What you are asked to do |
Skip the pictures and repeat each line of the data exactly.

Input data |

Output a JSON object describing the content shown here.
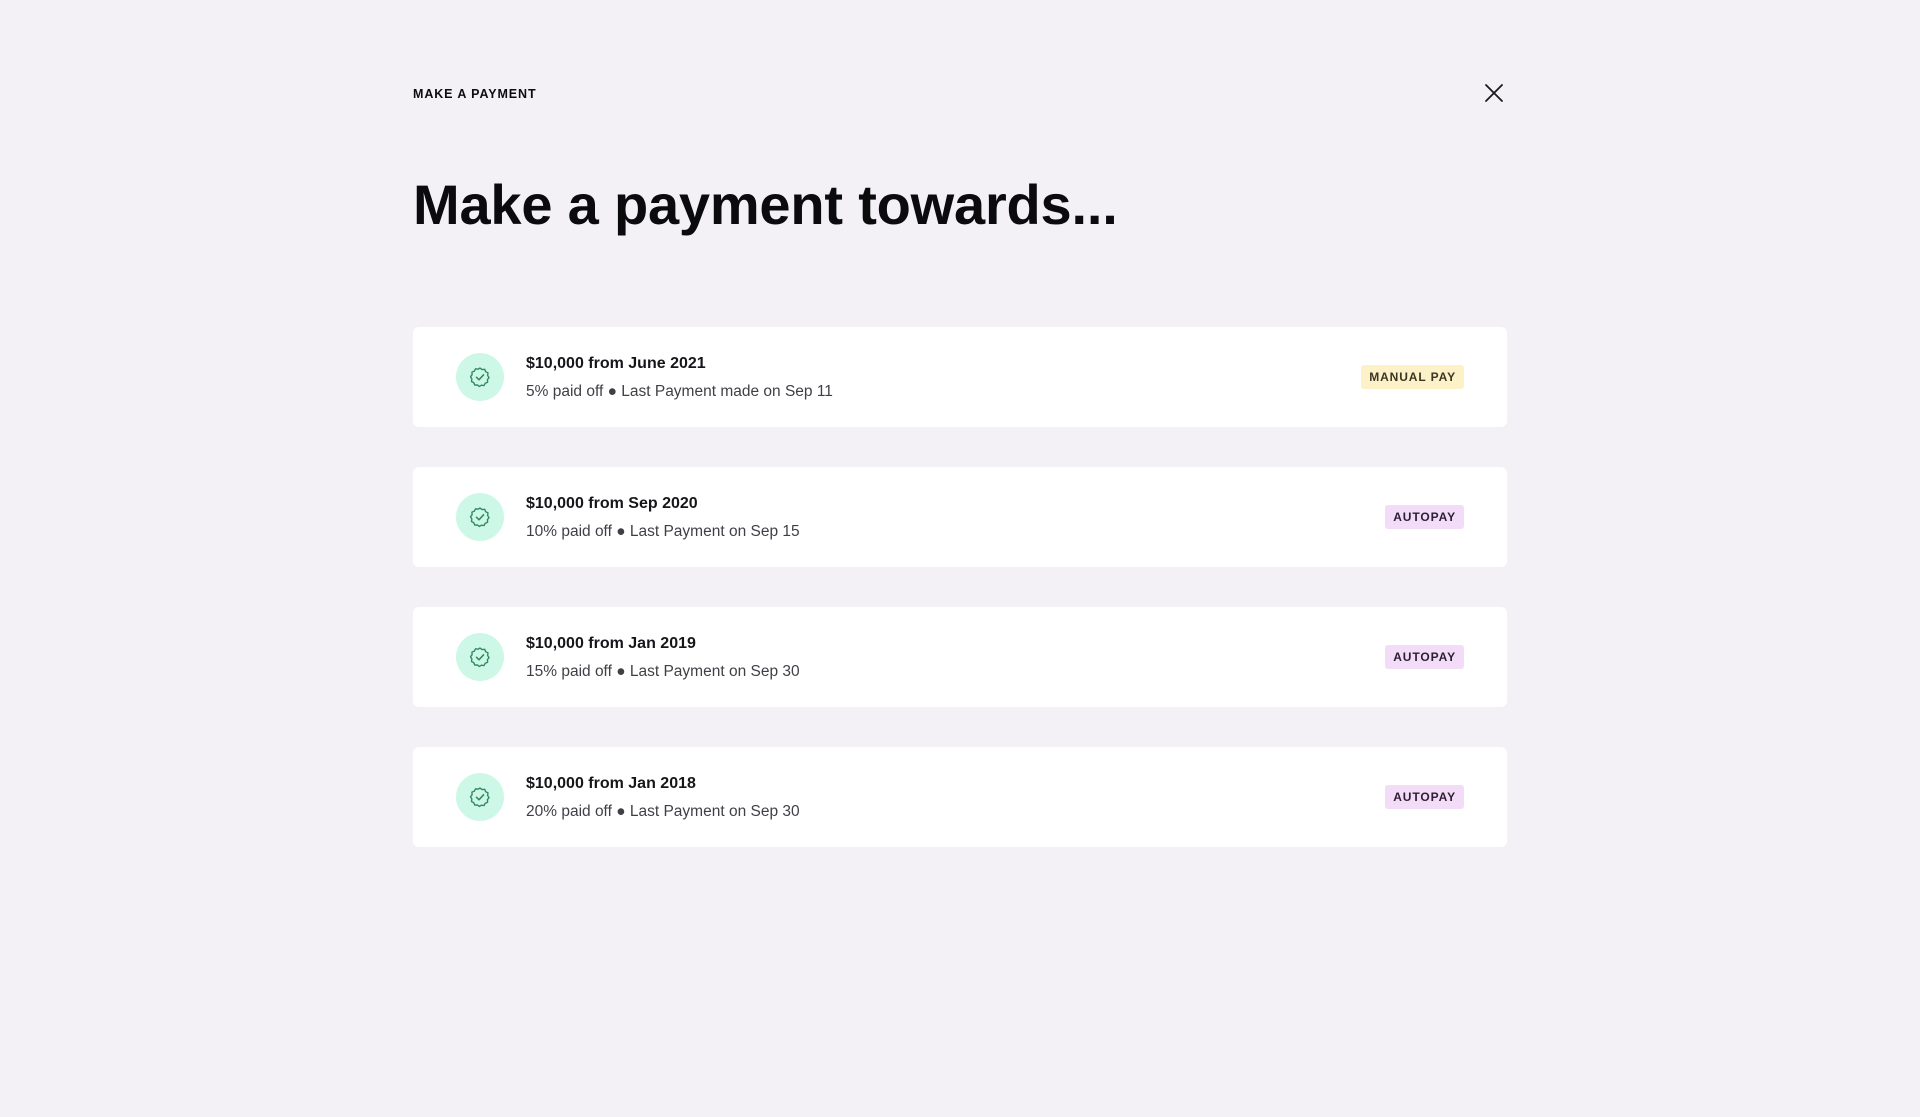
{
  "header": {
    "label": "MAKE A PAYMENT",
    "close_icon": "close-icon"
  },
  "title": "Make a payment towards...",
  "loans": [
    {
      "title": "$10,000 from June 2021",
      "subtitle": "5% paid off ● Last Payment made on Sep 11",
      "badge": "MANUAL PAY",
      "badge_type": "manual",
      "icon": "check-badge-icon"
    },
    {
      "title": "$10,000 from Sep 2020",
      "subtitle": "10% paid off ● Last Payment on Sep 15",
      "badge": "AUTOPAY",
      "badge_type": "auto",
      "icon": "check-badge-icon"
    },
    {
      "title": "$10,000 from Jan 2019",
      "subtitle": "15% paid off ● Last Payment on Sep 30",
      "badge": "AUTOPAY",
      "badge_type": "auto",
      "icon": "check-badge-icon"
    },
    {
      "title": "$10,000 from Jan 2018",
      "subtitle": "20% paid off ● Last Payment on Sep 30",
      "badge": "AUTOPAY",
      "badge_type": "auto",
      "icon": "check-badge-icon"
    }
  ],
  "colors": {
    "background": "#f3f1f6",
    "card": "#ffffff",
    "icon_circle": "#cdf7e6",
    "icon_stroke": "#2e8a5f",
    "manual_badge": "#fdf1c7",
    "autopay_badge": "#f3dcf7"
  }
}
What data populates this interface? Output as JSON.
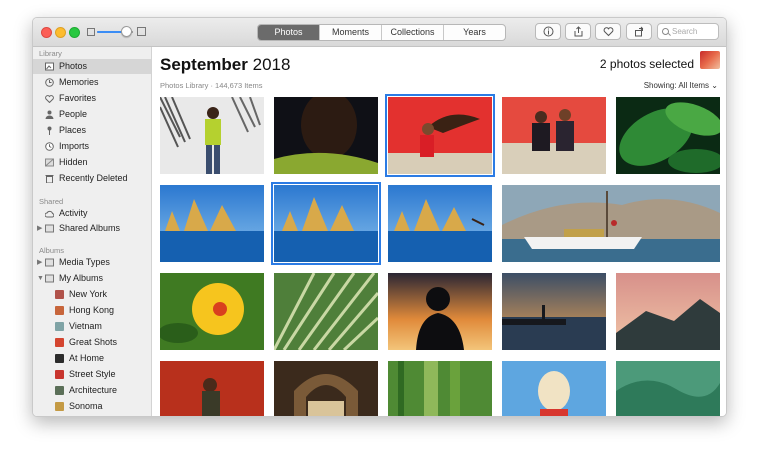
{
  "toolbar": {
    "tabs": [
      {
        "label": "Photos",
        "active": true
      },
      {
        "label": "Moments",
        "active": false
      },
      {
        "label": "Collections",
        "active": false
      },
      {
        "label": "Years",
        "active": false
      }
    ],
    "zoom_level": 0.8,
    "search_placeholder": "Search",
    "buttons": [
      "info-icon",
      "share-icon",
      "heart-icon",
      "rotate-icon"
    ]
  },
  "sidebar": {
    "library_header": "Library",
    "library_items": [
      {
        "label": "Photos",
        "icon": "photos-icon",
        "selected": true
      },
      {
        "label": "Memories",
        "icon": "memories-icon"
      },
      {
        "label": "Favorites",
        "icon": "heart-icon"
      },
      {
        "label": "People",
        "icon": "person-icon"
      },
      {
        "label": "Places",
        "icon": "pin-icon"
      },
      {
        "label": "Imports",
        "icon": "clock-icon"
      },
      {
        "label": "Hidden",
        "icon": "hidden-icon"
      },
      {
        "label": "Recently Deleted",
        "icon": "trash-icon"
      }
    ],
    "shared_header": "Shared",
    "shared_items": [
      {
        "label": "Activity",
        "icon": "cloud-icon"
      },
      {
        "label": "Shared Albums",
        "icon": "album-folder-icon",
        "disclosure": "▶"
      }
    ],
    "albums_header": "Albums",
    "albums_items": [
      {
        "label": "Media Types",
        "icon": "album-folder-icon",
        "disclosure": "▶"
      },
      {
        "label": "My Albums",
        "icon": "album-folder-icon",
        "disclosure": "▼"
      }
    ],
    "my_albums": [
      {
        "label": "New York",
        "color": "#b0524a"
      },
      {
        "label": "Hong Kong",
        "color": "#c7653b"
      },
      {
        "label": "Vietnam",
        "color": "#7fa3a5"
      },
      {
        "label": "Great Shots",
        "color": "#d4452f"
      },
      {
        "label": "At Home",
        "color": "#2b2b2b"
      },
      {
        "label": "Street Style",
        "color": "#c8352e"
      },
      {
        "label": "Architecture",
        "color": "#5b6f58"
      },
      {
        "label": "Sonoma",
        "color": "#c49a44"
      }
    ]
  },
  "main": {
    "title_month": "September",
    "title_year": "2018",
    "subtitle": "Photos Library · 144,673 Items",
    "selected_count": "2 photos selected",
    "showing_label": "Showing: All Items"
  },
  "photos": [
    {
      "name": "palm-man-photo",
      "picked": false
    },
    {
      "name": "portrait-profile-photo",
      "picked": false
    },
    {
      "name": "hair-flip-photo",
      "picked": true
    },
    {
      "name": "two-women-bench-photo",
      "picked": false
    },
    {
      "name": "leaves-photo",
      "picked": false
    },
    {
      "name": "faraglioni-1-photo",
      "picked": false
    },
    {
      "name": "faraglioni-2-photo",
      "picked": true
    },
    {
      "name": "faraglioni-dive-photo",
      "picked": false
    },
    {
      "name": "positano-boat-photo",
      "picked": false
    },
    {
      "name": "hibiscus-photo",
      "picked": false
    },
    {
      "name": "palm-frond-photo",
      "picked": false
    },
    {
      "name": "silhouette-sunset-photo",
      "picked": false
    },
    {
      "name": "pier-sunset-photo",
      "picked": false
    },
    {
      "name": "mountain-clouds-photo",
      "picked": false
    },
    {
      "name": "red-wall-woman-photo",
      "picked": false
    },
    {
      "name": "arches-photo",
      "picked": false
    },
    {
      "name": "bamboo-photo",
      "picked": false
    },
    {
      "name": "blonde-woman-photo",
      "picked": false
    },
    {
      "name": "green-water-photo",
      "picked": false
    }
  ]
}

Output for this exercise |
Output a JSON object describing the content shown here.
{
  "header": {
    "label": "MAKE A PAYMENT",
    "close_icon": "close-icon"
  },
  "title": "Make a payment towards...",
  "loans": [
    {
      "title": "$10,000 from June 2021",
      "subtitle": "5% paid off ● Last Payment made on Sep 11",
      "badge": "MANUAL PAY",
      "badge_type": "manual",
      "icon": "check-badge-icon"
    },
    {
      "title": "$10,000 from Sep 2020",
      "subtitle": "10% paid off ● Last Payment on Sep 15",
      "badge": "AUTOPAY",
      "badge_type": "auto",
      "icon": "check-badge-icon"
    },
    {
      "title": "$10,000 from Jan 2019",
      "subtitle": "15% paid off ● Last Payment on Sep 30",
      "badge": "AUTOPAY",
      "badge_type": "auto",
      "icon": "check-badge-icon"
    },
    {
      "title": "$10,000 from Jan 2018",
      "subtitle": "20% paid off ● Last Payment on Sep 30",
      "badge": "AUTOPAY",
      "badge_type": "auto",
      "icon": "check-badge-icon"
    }
  ],
  "colors": {
    "background": "#f3f1f6",
    "card": "#ffffff",
    "icon_circle": "#cdf7e6",
    "icon_stroke": "#2e8a5f",
    "manual_badge": "#fdf1c7",
    "autopay_badge": "#f3dcf7"
  }
}
What data populates this interface? Output as JSON.
{
  "toolbar": {
    "tabs": [
      {
        "label": "Photos",
        "active": true
      },
      {
        "label": "Moments",
        "active": false
      },
      {
        "label": "Collections",
        "active": false
      },
      {
        "label": "Years",
        "active": false
      }
    ],
    "zoom_level": 0.8,
    "search_placeholder": "Search",
    "buttons": [
      "info-icon",
      "share-icon",
      "heart-icon",
      "rotate-icon"
    ]
  },
  "sidebar": {
    "library_header": "Library",
    "library_items": [
      {
        "label": "Photos",
        "icon": "photos-icon",
        "selected": true
      },
      {
        "label": "Memories",
        "icon": "memories-icon"
      },
      {
        "label": "Favorites",
        "icon": "heart-icon"
      },
      {
        "label": "People",
        "icon": "person-icon"
      },
      {
        "label": "Places",
        "icon": "pin-icon"
      },
      {
        "label": "Imports",
        "icon": "clock-icon"
      },
      {
        "label": "Hidden",
        "icon": "hidden-icon"
      },
      {
        "label": "Recently Deleted",
        "icon": "trash-icon"
      }
    ],
    "shared_header": "Shared",
    "shared_items": [
      {
        "label": "Activity",
        "icon": "cloud-icon"
      },
      {
        "label": "Shared Albums",
        "icon": "album-folder-icon",
        "disclosure": "▶"
      }
    ],
    "albums_header": "Albums",
    "albums_items": [
      {
        "label": "Media Types",
        "icon": "album-folder-icon",
        "disclosure": "▶"
      },
      {
        "label": "My Albums",
        "icon": "album-folder-icon",
        "disclosure": "▼"
      }
    ],
    "my_albums": [
      {
        "label": "New York",
        "color": "#b0524a"
      },
      {
        "label": "Hong Kong",
        "color": "#c7653b"
      },
      {
        "label": "Vietnam",
        "color": "#7fa3a5"
      },
      {
        "label": "Great Shots",
        "color": "#d4452f"
      },
      {
        "label": "At Home",
        "color": "#2b2b2b"
      },
      {
        "label": "Street Style",
        "color": "#c8352e"
      },
      {
        "label": "Architecture",
        "color": "#5b6f58"
      },
      {
        "label": "Sonoma",
        "color": "#c49a44"
      }
    ]
  },
  "main": {
    "title_month": "September",
    "title_year": "2018",
    "subtitle": "Photos Library · 144,673 Items",
    "selected_count": "2 photos selected",
    "showing_label": "Showing: All Items"
  },
  "photos": [
    {
      "name": "palm-man-photo",
      "picked": false
    },
    {
      "name": "portrait-profile-photo",
      "picked": false
    },
    {
      "name": "hair-flip-photo",
      "picked": true
    },
    {
      "name": "two-women-bench-photo",
      "picked": false
    },
    {
      "name": "leaves-photo",
      "picked": false
    },
    {
      "name": "faraglioni-1-photo",
      "picked": false
    },
    {
      "name": "faraglioni-2-photo",
      "picked": true
    },
    {
      "name": "faraglioni-dive-photo",
      "picked": false
    },
    {
      "name": "positano-boat-photo",
      "picked": false
    },
    {
      "name": "hibiscus-photo",
      "picked": false
    },
    {
      "name": "palm-frond-photo",
      "picked": false
    },
    {
      "name": "silhouette-sunset-photo",
      "picked": false
    },
    {
      "name": "pier-sunset-photo",
      "picked": false
    },
    {
      "name": "mountain-clouds-photo",
      "picked": false
    },
    {
      "name": "red-wall-woman-photo",
      "picked": false
    },
    {
      "name": "arches-photo",
      "picked": false
    },
    {
      "name": "bamboo-photo",
      "picked": false
    },
    {
      "name": "blonde-woman-photo",
      "picked": false
    },
    {
      "name": "green-water-photo",
      "picked": false
    }
  ]
}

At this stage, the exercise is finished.